GIVEN INSTRUCTION: The entries below are to be repeated exactly as they stand.

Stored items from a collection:
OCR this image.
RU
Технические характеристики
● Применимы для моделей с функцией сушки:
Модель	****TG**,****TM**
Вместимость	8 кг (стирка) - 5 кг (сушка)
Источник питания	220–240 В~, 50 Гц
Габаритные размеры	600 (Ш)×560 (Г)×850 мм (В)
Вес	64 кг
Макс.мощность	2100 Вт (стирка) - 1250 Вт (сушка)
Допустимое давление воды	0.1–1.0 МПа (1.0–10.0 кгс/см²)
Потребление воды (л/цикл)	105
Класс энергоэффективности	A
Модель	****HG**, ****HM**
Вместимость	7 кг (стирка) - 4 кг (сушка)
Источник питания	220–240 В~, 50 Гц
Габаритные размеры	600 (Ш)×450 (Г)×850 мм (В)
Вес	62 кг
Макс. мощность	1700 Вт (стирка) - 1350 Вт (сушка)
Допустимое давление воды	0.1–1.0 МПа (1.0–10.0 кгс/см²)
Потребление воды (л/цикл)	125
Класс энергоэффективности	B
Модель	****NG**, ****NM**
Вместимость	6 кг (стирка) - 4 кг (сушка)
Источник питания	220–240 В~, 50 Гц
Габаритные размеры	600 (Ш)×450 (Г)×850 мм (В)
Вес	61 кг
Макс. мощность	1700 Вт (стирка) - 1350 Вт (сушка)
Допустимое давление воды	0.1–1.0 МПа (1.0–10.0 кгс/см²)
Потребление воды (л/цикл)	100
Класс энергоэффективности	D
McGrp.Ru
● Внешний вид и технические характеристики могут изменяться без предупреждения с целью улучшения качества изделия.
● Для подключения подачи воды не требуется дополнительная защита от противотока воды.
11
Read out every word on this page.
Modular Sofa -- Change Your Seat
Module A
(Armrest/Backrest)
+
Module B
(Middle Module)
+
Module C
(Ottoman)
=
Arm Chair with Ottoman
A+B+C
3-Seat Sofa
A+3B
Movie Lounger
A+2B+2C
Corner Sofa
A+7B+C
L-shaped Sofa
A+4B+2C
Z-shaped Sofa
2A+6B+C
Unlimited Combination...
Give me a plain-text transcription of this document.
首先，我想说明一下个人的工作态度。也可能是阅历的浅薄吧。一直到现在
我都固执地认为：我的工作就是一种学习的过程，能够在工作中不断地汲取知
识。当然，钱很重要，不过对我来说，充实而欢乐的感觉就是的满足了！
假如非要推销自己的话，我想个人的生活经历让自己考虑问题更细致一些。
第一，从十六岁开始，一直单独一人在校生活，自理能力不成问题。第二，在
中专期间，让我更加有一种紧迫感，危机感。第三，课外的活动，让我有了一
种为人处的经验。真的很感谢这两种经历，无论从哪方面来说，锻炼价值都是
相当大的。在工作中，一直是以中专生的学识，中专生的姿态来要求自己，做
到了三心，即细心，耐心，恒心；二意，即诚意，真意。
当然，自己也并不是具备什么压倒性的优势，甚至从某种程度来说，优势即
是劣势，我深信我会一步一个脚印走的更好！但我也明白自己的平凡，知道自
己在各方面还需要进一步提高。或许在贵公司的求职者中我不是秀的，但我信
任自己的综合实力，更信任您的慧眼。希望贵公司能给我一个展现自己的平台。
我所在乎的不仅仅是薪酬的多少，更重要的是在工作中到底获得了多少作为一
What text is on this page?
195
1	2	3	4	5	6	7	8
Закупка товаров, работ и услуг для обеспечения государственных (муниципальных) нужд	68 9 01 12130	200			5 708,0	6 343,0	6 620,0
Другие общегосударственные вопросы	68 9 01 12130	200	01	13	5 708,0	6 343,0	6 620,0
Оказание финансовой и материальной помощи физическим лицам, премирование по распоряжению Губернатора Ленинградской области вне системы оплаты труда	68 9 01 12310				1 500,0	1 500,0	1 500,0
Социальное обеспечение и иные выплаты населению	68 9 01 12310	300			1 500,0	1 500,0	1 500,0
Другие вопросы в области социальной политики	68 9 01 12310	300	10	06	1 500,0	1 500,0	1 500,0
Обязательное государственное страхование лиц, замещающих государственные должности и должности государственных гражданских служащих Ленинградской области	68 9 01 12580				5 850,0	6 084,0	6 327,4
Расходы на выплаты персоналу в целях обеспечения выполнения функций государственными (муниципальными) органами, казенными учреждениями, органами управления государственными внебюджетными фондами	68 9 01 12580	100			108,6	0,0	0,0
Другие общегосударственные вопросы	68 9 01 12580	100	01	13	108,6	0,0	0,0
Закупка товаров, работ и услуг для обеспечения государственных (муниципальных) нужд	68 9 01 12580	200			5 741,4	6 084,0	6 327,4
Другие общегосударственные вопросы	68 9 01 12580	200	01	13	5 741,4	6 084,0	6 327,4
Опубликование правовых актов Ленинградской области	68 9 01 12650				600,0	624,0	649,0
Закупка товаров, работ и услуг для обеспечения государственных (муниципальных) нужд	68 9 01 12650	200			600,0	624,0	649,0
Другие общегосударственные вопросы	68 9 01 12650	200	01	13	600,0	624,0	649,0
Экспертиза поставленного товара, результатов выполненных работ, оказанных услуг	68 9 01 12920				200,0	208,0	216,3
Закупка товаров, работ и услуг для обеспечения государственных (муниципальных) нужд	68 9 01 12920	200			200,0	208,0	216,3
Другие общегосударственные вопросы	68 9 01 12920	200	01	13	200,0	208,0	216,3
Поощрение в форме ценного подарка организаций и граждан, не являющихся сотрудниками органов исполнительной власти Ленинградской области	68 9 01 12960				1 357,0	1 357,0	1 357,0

PROBLEM SOLUTION:
OCR this image.
RU
Технические характеристики
● Применимы для моделей с функцией сушки:
Модель	****TG**,****TM**
Вместимость	8 кг (стирка) - 5 кг (сушка)
Источник питания	220–240 В~, 50 Гц
Габаритные размеры	600 (Ш)×560 (Г)×850 мм (В)
Вес	64 кг
Макс.мощность	2100 Вт (стирка) - 1250 Вт (сушка)
Допустимое давление воды	0.1–1.0 МПа (1.0–10.0 кгс/см²)
Потребление воды (л/цикл)	105
Класс энергоэффективности	A
Модель	****HG**, ****HM**
Вместимость	7 кг (стирка) - 4 кг (сушка)
Источник питания	220–240 В~, 50 Гц
Габаритные размеры	600 (Ш)×450 (Г)×850 мм (В)
Вес	62 кг
Макс. мощность	1700 Вт (стирка) - 1350 Вт (сушка)
Допустимое давление воды	0.1–1.0 МПа (1.0–10.0 кгс/см²)
Потребление воды (л/цикл)	125
Класс энергоэффективности	B
Модель	****NG**, ****NM**
Вместимость	6 кг (стирка) - 4 кг (сушка)
Источник питания	220–240 В~, 50 Гц
Габаритные размеры	600 (Ш)×450 (Г)×850 мм (В)
Вес	61 кг
Макс. мощность	1700 Вт (стирка) - 1350 Вт (сушка)
Допустимое давление воды	0.1–1.0 МПа (1.0–10.0 кгс/см²)
Потребление воды (л/цикл)	100
Класс энергоэффективности	D
McGrp.Ru
● Внешний вид и технические характеристики могут изменяться без предупреждения с целью улучшения качества изделия.
● Для подключения подачи воды не требуется дополнительная защита от противотока воды.
11
Read out every word on this page.
Modular Sofa -- Change Your Seat
Module A
(Armrest/Backrest)
+
Module B
(Middle Module)
+
Module C
(Ottoman)
=
Arm Chair with Ottoman
A+B+C
3-Seat Sofa
A+3B
Movie Lounger
A+2B+2C
Corner Sofa
A+7B+C
L-shaped Sofa
A+4B+2C
Z-shaped Sofa
2A+6B+C
Unlimited Combination...
Give me a plain-text transcription of this document.
首先，我想说明一下个人的工作态度。也可能是阅历的浅薄吧。一直到现在
我都固执地认为：我的工作就是一种学习的过程，能够在工作中不断地汲取知
识。当然，钱很重要，不过对我来说，充实而欢乐的感觉就是的满足了！
假如非要推销自己的话，我想个人的生活经历让自己考虑问题更细致一些。
第一，从十六岁开始，一直单独一人在校生活，自理能力不成问题。第二，在
中专期间，让我更加有一种紧迫感，危机感。第三，课外的活动，让我有了一
种为人处的经验。真的很感谢这两种经历，无论从哪方面来说，锻炼价值都是
相当大的。在工作中，一直是以中专生的学识，中专生的姿态来要求自己，做
到了三心，即细心，耐心，恒心；二意，即诚意，真意。
当然，自己也并不是具备什么压倒性的优势，甚至从某种程度来说，优势即
是劣势，我深信我会一步一个脚印走的更好！但我也明白自己的平凡，知道自
己在各方面还需要进一步提高。或许在贵公司的求职者中我不是秀的，但我信
任自己的综合实力，更信任您的慧眼。希望贵公司能给我一个展现自己的平台。
我所在乎的不仅仅是薪酬的多少，更重要的是在工作中到底获得了多少作为一
What text is on this page?
195
1	2	3	4	5	6	7	8
Закупка товаров, работ и услуг для обеспечения государственных (муниципальных) нужд	68 9 01 12130	200			5 708,0	6 343,0	6 620,0
Другие общегосударственные вопросы	68 9 01 12130	200	01	13	5 708,0	6 343,0	6 620,0
Оказание финансовой и материальной помощи физическим лицам, премирование по распоряжению Губернатора Ленинградской области вне системы оплаты труда	68 9 01 12310				1 500,0	1 500,0	1 500,0
Социальное обеспечение и иные выплаты населению	68 9 01 12310	300			1 500,0	1 500,0	1 500,0
Другие вопросы в области социальной политики	68 9 01 12310	300	10	06	1 500,0	1 500,0	1 500,0
Обязательное государственное страхование лиц, замещающих государственные должности и должности государственных гражданских служащих Ленинградской области	68 9 01 12580				5 850,0	6 084,0	6 327,4
Расходы на выплаты персоналу в целях обеспечения выполнения функций государственными (муниципальными) органами, казенными учреждениями, органами управления государственными внебюджетными фондами	68 9 01 12580	100			108,6	0,0	0,0
Другие общегосударственные вопросы	68 9 01 12580	100	01	13	108,6	0,0	0,0
Закупка товаров, работ и услуг для обеспечения государственных (муниципальных) нужд	68 9 01 12580	200			5 741,4	6 084,0	6 327,4
Другие общегосударственные вопросы	68 9 01 12580	200	01	13	5 741,4	6 084,0	6 327,4
Опубликование правовых актов Ленинградской области	68 9 01 12650				600,0	624,0	649,0
Закупка товаров, работ и услуг для обеспечения государственных (муниципальных) нужд	68 9 01 12650	200			600,0	624,0	649,0
Другие общегосударственные вопросы	68 9 01 12650	200	01	13	600,0	624,0	649,0
Экспертиза поставленного товара, результатов выполненных работ, оказанных услуг	68 9 01 12920				200,0	208,0	216,3
Закупка товаров, работ и услуг для обеспечения государственных (муниципальных) нужд	68 9 01 12920	200			200,0	208,0	216,3
Другие общегосударственные вопросы	68 9 01 12920	200	01	13	200,0	208,0	216,3
Поощрение в форме ценного подарка организаций и граждан, не являющихся сотрудниками органов исполнительной власти Ленинградской области	68 9 01 12960				1 357,0	1 357,0	1 357,0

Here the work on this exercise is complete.